------ AVAILABLE DATA

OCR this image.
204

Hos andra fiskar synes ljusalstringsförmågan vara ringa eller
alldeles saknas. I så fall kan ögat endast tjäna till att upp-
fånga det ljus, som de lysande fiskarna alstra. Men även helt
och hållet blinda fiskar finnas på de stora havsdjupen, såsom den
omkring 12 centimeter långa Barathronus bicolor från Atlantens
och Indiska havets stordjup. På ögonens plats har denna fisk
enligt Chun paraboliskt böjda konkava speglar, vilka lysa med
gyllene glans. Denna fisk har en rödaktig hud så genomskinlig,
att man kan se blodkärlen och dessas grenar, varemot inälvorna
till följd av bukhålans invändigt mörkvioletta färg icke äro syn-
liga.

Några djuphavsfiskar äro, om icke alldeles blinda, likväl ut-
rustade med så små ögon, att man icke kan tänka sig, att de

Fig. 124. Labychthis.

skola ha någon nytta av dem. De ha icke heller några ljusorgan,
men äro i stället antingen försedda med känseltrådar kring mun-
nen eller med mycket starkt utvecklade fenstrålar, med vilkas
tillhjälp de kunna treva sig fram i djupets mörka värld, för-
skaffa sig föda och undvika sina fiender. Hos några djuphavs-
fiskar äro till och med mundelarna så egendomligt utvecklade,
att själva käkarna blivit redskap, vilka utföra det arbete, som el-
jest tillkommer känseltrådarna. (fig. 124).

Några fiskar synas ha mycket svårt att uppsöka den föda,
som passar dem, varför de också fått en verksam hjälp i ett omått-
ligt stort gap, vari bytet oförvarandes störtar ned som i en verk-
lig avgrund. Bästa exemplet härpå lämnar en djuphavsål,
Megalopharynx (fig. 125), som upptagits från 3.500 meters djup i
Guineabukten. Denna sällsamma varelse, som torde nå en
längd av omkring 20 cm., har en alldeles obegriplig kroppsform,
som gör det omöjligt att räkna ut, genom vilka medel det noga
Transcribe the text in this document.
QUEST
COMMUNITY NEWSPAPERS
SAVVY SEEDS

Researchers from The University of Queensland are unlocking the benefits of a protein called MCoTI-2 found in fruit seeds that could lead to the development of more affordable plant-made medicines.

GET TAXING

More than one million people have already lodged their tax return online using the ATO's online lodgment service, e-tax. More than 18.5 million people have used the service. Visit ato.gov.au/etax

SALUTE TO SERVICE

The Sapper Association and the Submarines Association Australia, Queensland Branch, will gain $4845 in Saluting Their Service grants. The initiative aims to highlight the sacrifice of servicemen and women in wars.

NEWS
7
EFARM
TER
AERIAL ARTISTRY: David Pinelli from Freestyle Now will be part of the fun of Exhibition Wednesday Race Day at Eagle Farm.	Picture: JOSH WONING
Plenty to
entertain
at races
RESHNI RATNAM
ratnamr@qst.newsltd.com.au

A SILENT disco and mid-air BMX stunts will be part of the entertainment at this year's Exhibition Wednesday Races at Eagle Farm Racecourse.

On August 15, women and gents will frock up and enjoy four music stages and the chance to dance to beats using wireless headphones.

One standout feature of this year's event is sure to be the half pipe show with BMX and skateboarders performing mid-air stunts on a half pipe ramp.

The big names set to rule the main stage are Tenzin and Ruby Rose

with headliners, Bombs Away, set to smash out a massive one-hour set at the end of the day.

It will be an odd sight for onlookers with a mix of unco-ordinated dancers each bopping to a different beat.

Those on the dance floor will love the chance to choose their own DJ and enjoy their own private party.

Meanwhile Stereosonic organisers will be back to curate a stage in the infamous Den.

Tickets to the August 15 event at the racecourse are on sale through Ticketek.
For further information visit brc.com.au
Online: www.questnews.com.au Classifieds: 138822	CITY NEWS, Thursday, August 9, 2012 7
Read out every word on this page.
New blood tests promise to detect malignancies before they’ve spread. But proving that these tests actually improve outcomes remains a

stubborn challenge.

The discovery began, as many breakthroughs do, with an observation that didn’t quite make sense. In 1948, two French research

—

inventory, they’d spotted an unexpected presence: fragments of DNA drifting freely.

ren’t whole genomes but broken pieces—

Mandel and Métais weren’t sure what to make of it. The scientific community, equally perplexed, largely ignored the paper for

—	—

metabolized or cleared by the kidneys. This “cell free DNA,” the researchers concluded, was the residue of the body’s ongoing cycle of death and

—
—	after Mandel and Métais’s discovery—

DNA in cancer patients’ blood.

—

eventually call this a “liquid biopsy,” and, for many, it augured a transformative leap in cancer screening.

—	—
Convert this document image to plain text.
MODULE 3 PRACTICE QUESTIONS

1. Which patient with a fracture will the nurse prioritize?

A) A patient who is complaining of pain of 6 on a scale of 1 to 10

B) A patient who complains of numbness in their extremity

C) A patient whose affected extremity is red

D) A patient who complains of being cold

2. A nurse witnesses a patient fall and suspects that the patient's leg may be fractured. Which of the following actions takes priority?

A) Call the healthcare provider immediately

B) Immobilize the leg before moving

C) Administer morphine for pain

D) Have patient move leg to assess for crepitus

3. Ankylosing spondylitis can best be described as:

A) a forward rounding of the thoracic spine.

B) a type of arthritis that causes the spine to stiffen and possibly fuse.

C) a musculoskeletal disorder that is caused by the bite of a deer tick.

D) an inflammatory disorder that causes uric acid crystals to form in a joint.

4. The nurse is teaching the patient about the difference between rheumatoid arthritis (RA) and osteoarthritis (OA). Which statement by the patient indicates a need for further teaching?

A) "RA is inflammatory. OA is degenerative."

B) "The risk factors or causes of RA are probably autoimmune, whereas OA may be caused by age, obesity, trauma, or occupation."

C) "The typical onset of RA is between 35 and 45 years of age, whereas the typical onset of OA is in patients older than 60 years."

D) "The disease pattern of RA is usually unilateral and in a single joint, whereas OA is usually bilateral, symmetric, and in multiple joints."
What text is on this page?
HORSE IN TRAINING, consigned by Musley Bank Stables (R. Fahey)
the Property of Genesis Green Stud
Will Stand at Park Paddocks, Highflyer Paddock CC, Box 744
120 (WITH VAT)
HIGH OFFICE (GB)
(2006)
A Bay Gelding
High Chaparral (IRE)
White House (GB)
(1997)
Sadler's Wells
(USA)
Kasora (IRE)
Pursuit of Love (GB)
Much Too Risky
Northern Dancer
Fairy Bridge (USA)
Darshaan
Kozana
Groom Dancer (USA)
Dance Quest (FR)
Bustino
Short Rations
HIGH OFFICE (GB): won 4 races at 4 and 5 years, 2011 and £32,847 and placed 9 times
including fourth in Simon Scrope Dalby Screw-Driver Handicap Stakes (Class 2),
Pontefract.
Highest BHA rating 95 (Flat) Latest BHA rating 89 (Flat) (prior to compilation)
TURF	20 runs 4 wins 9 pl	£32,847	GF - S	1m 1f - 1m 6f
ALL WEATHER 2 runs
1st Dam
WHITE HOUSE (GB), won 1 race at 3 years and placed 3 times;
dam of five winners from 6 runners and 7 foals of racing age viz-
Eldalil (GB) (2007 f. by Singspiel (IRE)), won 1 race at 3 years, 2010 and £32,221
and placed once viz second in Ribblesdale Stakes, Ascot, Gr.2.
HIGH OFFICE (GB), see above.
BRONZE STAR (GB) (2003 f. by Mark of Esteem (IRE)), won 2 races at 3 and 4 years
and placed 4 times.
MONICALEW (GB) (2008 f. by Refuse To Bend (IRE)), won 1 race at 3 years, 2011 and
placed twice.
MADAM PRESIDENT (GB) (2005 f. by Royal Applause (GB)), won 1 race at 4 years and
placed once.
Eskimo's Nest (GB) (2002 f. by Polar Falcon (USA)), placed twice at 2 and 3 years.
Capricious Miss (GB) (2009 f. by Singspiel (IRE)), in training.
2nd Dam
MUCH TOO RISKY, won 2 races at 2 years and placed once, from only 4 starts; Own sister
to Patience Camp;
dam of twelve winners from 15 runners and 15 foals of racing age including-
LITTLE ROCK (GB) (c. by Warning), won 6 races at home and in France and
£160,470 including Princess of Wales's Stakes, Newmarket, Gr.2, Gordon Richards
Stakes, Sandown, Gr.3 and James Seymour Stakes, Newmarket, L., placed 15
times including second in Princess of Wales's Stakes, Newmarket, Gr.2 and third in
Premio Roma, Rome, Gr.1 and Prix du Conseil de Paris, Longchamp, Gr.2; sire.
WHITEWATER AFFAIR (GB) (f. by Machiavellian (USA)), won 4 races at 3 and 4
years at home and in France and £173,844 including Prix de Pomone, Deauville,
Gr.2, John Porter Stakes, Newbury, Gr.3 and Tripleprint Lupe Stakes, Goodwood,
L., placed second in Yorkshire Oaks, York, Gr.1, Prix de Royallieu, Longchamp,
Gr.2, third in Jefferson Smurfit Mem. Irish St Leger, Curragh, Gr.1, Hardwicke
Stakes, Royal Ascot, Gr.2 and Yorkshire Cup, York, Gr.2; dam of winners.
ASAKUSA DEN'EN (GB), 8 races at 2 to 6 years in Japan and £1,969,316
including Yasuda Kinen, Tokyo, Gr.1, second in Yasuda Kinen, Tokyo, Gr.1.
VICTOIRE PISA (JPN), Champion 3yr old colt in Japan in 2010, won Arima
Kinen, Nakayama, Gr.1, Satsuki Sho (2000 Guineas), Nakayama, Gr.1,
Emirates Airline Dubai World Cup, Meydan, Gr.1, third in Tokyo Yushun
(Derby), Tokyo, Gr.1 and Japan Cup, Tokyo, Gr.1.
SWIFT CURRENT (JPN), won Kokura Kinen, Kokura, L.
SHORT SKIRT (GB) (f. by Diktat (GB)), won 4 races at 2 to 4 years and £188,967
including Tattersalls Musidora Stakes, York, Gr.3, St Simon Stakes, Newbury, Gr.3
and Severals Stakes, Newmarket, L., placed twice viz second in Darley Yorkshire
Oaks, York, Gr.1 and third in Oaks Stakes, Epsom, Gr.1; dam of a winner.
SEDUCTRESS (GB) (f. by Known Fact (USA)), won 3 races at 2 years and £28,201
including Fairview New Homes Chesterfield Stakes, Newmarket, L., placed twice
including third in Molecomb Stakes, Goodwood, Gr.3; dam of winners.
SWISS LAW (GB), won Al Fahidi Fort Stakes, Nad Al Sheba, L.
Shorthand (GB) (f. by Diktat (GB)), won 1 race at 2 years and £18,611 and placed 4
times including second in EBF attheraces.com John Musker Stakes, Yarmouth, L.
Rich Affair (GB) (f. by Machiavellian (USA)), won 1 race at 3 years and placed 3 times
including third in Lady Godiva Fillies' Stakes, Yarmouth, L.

------------

== ACTION ITEM ==
In the entries above, find lines with "foals" and copy each.

== SOLUTION ==
dam of five winners from 6 runners and 7 foals of racing age viz-
dam of twelve winners from 15 runners and 15 foals of racing age including-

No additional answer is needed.